— Objective —
Find the lines holding "ylabel" and copy them.

-- Begin Extracted material --

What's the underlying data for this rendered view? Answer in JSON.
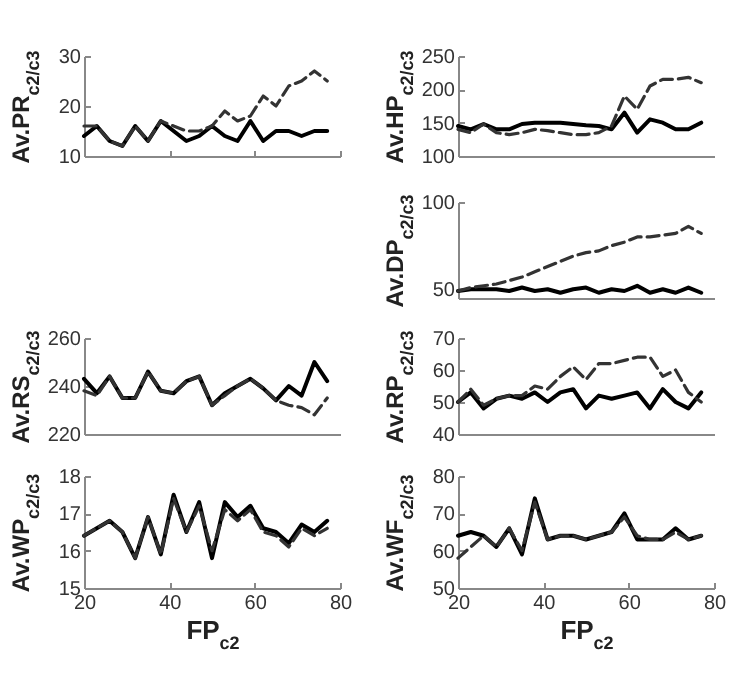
{
  "chart_data": [
    {
      "type": "line",
      "ylabel": "Av.PR$_{c2/c3}$",
      "x": [
        20,
        23,
        26,
        29,
        32,
        35,
        38,
        41,
        44,
        47,
        50,
        53,
        56,
        59,
        62,
        65,
        68,
        71,
        74,
        77
      ],
      "xlim": [
        20,
        80
      ],
      "xticks": [
        {
          "value": 20,
          "label": null
        },
        {
          "value": 40,
          "label": null
        },
        {
          "value": 60,
          "label": null
        },
        {
          "value": 80,
          "label": null
        }
      ],
      "ylim": [
        10,
        30
      ],
      "yticks": [
        10,
        20,
        30
      ],
      "tick_labels": "y",
      "grid": false,
      "series": [
        {
          "color": "#000000",
          "line_style": "solid",
          "values": [
            14,
            16,
            13,
            12,
            16,
            13,
            17,
            15,
            13,
            14,
            16,
            14,
            13,
            17,
            13,
            15,
            15,
            14,
            15,
            15
          ]
        },
        {
          "color": "#333333",
          "line_style": "dashed",
          "values": [
            16,
            16,
            13,
            12,
            16,
            13,
            17,
            16,
            15,
            15,
            16,
            19,
            17,
            18,
            22,
            20,
            24,
            25,
            27,
            25
          ]
        }
      ]
    },
    {
      "type": "line",
      "ylabel": "Av.HP$_{c2/c3}$",
      "x": [
        20,
        23,
        26,
        29,
        32,
        35,
        38,
        41,
        44,
        47,
        50,
        53,
        56,
        59,
        62,
        65,
        68,
        71,
        74,
        77
      ],
      "xlim": [
        20,
        80
      ],
      "ylim": [
        100,
        250
      ],
      "yticks": [
        100,
        150,
        200,
        250
      ],
      "tick_labels": "y",
      "grid": false,
      "series": [
        {
          "color": "#000000",
          "line_style": "solid",
          "values": [
            145,
            140,
            148,
            140,
            140,
            148,
            150,
            150,
            150,
            148,
            146,
            145,
            140,
            165,
            135,
            155,
            150,
            140,
            140,
            150
          ]
        },
        {
          "color": "#333333",
          "line_style": "dashed",
          "values": [
            140,
            135,
            148,
            135,
            132,
            135,
            140,
            138,
            135,
            132,
            132,
            135,
            145,
            190,
            170,
            205,
            215,
            215,
            218,
            210
          ]
        }
      ]
    },
    {
      "type": "line",
      "ylabel": "Av.DP$_{c2/c3}$",
      "x": [
        20,
        23,
        26,
        29,
        32,
        35,
        38,
        41,
        44,
        47,
        50,
        53,
        56,
        59,
        62,
        65,
        68,
        71,
        74,
        77
      ],
      "xlim": [
        20,
        80
      ],
      "ylim": [
        45,
        100
      ],
      "yticks": [
        50,
        100
      ],
      "tick_labels": "y",
      "grid": false,
      "series": [
        {
          "color": "#000000",
          "line_style": "solid",
          "values": [
            49,
            50,
            50,
            50,
            49,
            51,
            49,
            50,
            48,
            50,
            51,
            48,
            50,
            49,
            52,
            48,
            50,
            48,
            51,
            48
          ]
        },
        {
          "color": "#333333",
          "line_style": "dashed",
          "values": [
            49,
            51,
            52,
            53,
            55,
            57,
            60,
            63,
            66,
            69,
            71,
            72,
            75,
            77,
            80,
            80,
            81,
            82,
            86,
            82
          ]
        }
      ]
    },
    {
      "type": "line",
      "ylabel": "Av.RS$_{c2/c3}$",
      "x": [
        20,
        23,
        26,
        29,
        32,
        35,
        38,
        41,
        44,
        47,
        50,
        53,
        56,
        59,
        62,
        65,
        68,
        71,
        74,
        77
      ],
      "xlim": [
        20,
        80
      ],
      "ylim": [
        220,
        260
      ],
      "yticks": [
        220,
        240,
        260
      ],
      "tick_labels": "y",
      "grid": false,
      "series": [
        {
          "color": "#000000",
          "line_style": "solid",
          "values": [
            243,
            237,
            244,
            235,
            235,
            246,
            238,
            237,
            242,
            244,
            232,
            237,
            240,
            243,
            239,
            234,
            240,
            236,
            250,
            242
          ]
        },
        {
          "color": "#333333",
          "line_style": "dashed",
          "values": [
            238,
            236,
            244,
            235,
            235,
            246,
            238,
            237,
            242,
            244,
            232,
            236,
            240,
            243,
            239,
            234,
            232,
            231,
            228,
            235
          ]
        }
      ]
    },
    {
      "type": "line",
      "ylabel": "Av.RP$_{c2/c3}$",
      "x": [
        20,
        23,
        26,
        29,
        32,
        35,
        38,
        41,
        44,
        47,
        50,
        53,
        56,
        59,
        62,
        65,
        68,
        71,
        74,
        77
      ],
      "xlim": [
        20,
        80
      ],
      "ylim": [
        40,
        70
      ],
      "yticks": [
        40,
        50,
        60,
        70
      ],
      "tick_labels": "y",
      "grid": false,
      "series": [
        {
          "color": "#000000",
          "line_style": "solid",
          "values": [
            50,
            53,
            48,
            51,
            52,
            51,
            53,
            50,
            53,
            54,
            48,
            52,
            51,
            52,
            53,
            48,
            54,
            50,
            48,
            53
          ]
        },
        {
          "color": "#333333",
          "line_style": "dashed",
          "values": [
            50,
            54,
            49,
            51,
            52,
            52,
            55,
            54,
            58,
            61,
            57,
            62,
            62,
            63,
            64,
            64,
            58,
            60,
            53,
            50
          ]
        }
      ]
    },
    {
      "type": "line",
      "xlabel": "FP$_{c2}$",
      "ylabel": "Av.WP$_{c2/c3}$",
      "x": [
        20,
        23,
        26,
        29,
        32,
        35,
        38,
        41,
        44,
        47,
        50,
        53,
        56,
        59,
        62,
        65,
        68,
        71,
        74,
        77
      ],
      "xlim": [
        20,
        80
      ],
      "xticks": [
        20,
        40,
        60,
        80
      ],
      "ylim": [
        15,
        18
      ],
      "yticks": [
        15,
        16,
        17,
        18
      ],
      "grid": false,
      "series": [
        {
          "color": "#000000",
          "line_style": "solid",
          "values": [
            16.4,
            16.6,
            16.8,
            16.5,
            15.8,
            16.9,
            15.9,
            17.5,
            16.5,
            17.3,
            15.8,
            17.3,
            16.9,
            17.2,
            16.6,
            16.5,
            16.2,
            16.7,
            16.5,
            16.8
          ]
        },
        {
          "color": "#333333",
          "line_style": "dashed",
          "values": [
            16.4,
            16.6,
            16.8,
            16.5,
            15.8,
            16.9,
            15.9,
            17.4,
            16.5,
            17.2,
            16.0,
            17.1,
            16.8,
            17.1,
            16.5,
            16.4,
            16.1,
            16.6,
            16.4,
            16.6
          ]
        }
      ]
    },
    {
      "type": "line",
      "xlabel": "FP$_{c2}$",
      "ylabel": "Av.WF$_{c2/c3}$",
      "x": [
        20,
        23,
        26,
        29,
        32,
        35,
        38,
        41,
        44,
        47,
        50,
        53,
        56,
        59,
        62,
        65,
        68,
        71,
        74,
        77
      ],
      "xlim": [
        20,
        80
      ],
      "xticks": [
        20,
        40,
        60,
        80
      ],
      "ylim": [
        50,
        80
      ],
      "yticks": [
        50,
        60,
        70,
        80
      ],
      "grid": false,
      "series": [
        {
          "color": "#000000",
          "line_style": "solid",
          "values": [
            64,
            65,
            64,
            61,
            66,
            59,
            74,
            63,
            64,
            64,
            63,
            64,
            65,
            70,
            63,
            63,
            63,
            66,
            63,
            64
          ]
        },
        {
          "color": "#333333",
          "line_style": "dashed",
          "values": [
            58,
            61,
            64,
            61,
            66,
            60,
            73,
            63,
            64,
            64,
            63,
            64,
            65,
            69,
            64,
            63,
            63,
            65,
            63,
            64
          ]
        }
      ]
    }
  ]
}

-- End Extracted material --

— Exercise result —
      "ylabel": "Av.PR$_{c2/c3}$",
      "ylabel": "Av.HP$_{c2/c3}$",
      "ylabel": "Av.DP$_{c2/c3}$",
      "ylabel": "Av.RS$_{c2/c3}$",
      "ylabel": "Av.RP$_{c2/c3}$",
      "ylabel": "Av.WP$_{c2/c3}$",
      "ylabel": "Av.WF$_{c2/c3}$",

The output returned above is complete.